(Extracted data entries)
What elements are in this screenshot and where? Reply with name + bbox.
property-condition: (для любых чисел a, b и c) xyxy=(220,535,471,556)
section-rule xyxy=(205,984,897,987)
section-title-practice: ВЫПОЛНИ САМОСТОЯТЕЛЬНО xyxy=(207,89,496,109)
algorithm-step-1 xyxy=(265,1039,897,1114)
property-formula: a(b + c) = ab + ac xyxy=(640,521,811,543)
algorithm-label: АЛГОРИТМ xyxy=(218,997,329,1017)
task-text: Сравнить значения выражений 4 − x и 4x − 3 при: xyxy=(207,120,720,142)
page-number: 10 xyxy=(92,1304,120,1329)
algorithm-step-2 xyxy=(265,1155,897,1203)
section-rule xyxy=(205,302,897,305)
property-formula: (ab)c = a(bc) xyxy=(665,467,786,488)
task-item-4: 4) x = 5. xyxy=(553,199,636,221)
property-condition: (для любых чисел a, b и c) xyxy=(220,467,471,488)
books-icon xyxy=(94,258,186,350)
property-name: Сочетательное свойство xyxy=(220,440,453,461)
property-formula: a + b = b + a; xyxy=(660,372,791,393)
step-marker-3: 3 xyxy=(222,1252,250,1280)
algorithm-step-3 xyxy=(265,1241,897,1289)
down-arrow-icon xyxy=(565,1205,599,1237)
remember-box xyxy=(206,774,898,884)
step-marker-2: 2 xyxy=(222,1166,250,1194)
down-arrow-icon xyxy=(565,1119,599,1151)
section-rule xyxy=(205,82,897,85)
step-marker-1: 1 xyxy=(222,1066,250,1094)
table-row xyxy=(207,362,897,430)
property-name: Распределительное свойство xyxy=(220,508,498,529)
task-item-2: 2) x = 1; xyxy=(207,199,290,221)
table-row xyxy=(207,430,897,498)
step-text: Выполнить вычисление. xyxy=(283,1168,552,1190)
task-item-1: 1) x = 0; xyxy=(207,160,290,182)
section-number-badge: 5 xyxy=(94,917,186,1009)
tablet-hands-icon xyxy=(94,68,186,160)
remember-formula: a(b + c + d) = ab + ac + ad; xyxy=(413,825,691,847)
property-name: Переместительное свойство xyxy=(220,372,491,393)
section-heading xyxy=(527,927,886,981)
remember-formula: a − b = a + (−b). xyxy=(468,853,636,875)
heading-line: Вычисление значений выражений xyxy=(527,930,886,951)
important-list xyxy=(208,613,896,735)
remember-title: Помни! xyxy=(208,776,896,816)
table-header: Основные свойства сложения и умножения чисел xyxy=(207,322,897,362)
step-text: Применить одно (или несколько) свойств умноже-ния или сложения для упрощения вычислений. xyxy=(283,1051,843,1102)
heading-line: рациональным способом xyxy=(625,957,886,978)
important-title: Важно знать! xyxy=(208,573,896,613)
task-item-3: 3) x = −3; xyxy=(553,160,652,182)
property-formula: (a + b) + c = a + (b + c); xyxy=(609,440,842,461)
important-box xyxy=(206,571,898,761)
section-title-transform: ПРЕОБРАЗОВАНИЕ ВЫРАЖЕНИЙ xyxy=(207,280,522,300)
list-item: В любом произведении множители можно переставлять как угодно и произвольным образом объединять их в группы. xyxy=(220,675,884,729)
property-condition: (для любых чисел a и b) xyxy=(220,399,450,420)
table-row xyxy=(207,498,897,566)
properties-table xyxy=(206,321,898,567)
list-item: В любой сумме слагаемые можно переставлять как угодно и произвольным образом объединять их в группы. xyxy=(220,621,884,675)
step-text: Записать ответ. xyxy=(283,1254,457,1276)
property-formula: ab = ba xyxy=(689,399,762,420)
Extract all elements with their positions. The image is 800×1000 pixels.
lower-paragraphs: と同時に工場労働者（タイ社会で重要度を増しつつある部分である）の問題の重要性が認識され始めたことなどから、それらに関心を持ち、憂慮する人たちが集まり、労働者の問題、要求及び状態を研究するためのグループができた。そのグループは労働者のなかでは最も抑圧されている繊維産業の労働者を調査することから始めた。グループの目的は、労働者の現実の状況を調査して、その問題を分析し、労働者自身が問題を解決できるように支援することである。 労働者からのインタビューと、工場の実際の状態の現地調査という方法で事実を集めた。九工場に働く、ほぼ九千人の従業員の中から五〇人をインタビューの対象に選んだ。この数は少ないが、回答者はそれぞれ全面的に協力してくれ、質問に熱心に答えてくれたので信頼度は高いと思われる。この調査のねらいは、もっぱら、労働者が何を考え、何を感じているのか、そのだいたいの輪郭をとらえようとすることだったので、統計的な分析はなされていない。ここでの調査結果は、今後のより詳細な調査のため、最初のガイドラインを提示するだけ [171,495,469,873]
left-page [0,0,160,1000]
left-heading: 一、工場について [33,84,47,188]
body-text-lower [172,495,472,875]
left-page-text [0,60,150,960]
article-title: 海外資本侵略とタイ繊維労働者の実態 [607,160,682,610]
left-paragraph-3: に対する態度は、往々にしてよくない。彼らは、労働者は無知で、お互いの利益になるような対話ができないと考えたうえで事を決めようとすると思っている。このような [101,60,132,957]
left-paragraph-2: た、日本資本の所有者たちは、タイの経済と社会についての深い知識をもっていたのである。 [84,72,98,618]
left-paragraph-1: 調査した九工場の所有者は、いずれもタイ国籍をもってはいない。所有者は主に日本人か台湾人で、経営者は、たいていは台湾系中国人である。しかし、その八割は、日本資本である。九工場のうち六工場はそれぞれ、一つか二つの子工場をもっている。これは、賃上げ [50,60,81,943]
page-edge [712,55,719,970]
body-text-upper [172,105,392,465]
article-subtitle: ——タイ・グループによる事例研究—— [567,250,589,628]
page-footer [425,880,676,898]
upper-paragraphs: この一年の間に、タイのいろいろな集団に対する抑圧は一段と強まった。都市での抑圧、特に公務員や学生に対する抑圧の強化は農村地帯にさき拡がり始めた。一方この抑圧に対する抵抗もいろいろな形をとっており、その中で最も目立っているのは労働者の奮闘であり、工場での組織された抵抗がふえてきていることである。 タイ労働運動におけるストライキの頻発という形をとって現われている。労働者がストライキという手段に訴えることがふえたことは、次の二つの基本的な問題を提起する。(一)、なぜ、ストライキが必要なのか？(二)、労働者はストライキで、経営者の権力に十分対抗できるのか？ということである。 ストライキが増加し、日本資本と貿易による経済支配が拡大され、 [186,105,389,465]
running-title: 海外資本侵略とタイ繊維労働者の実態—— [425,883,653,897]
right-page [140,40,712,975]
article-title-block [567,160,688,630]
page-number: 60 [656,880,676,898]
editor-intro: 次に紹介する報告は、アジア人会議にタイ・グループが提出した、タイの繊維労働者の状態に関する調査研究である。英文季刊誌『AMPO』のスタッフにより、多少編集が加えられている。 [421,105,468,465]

DIRECTIONS FOR THIS TASK:
Format the records from their first line through the line containing "section-rule xyxy=(205,302,897,305)", inclusive, as a JSON list of strings with one string per line, leaving out any blank lines.

TASK OUTPUT:
[
  "What elements are in this screenshot and where? Reply with name + bbox.",
  "property-condition: (для любых чисел a, b и c) xyxy=(220,535,471,556)",
  "section-rule xyxy=(205,984,897,987)",
  "section-title-practice: ВЫПОЛНИ САМОСТОЯТЕЛЬНО xyxy=(207,89,496,109)",
  "algorithm-step-1 xyxy=(265,1039,897,1114)",
  "property-formula: a(b + c) = ab + ac xyxy=(640,521,811,543)",
  "algorithm-label: АЛГОРИТМ xyxy=(218,997,329,1017)",
  "task-text: Сравнить значения выражений 4 − x и 4x − 3 при: xyxy=(207,120,720,142)",
  "page-number: 10 xyxy=(92,1304,120,1329)",
  "algorithm-step-2 xyxy=(265,1155,897,1203)",
  "section-rule xyxy=(205,302,897,305)"
]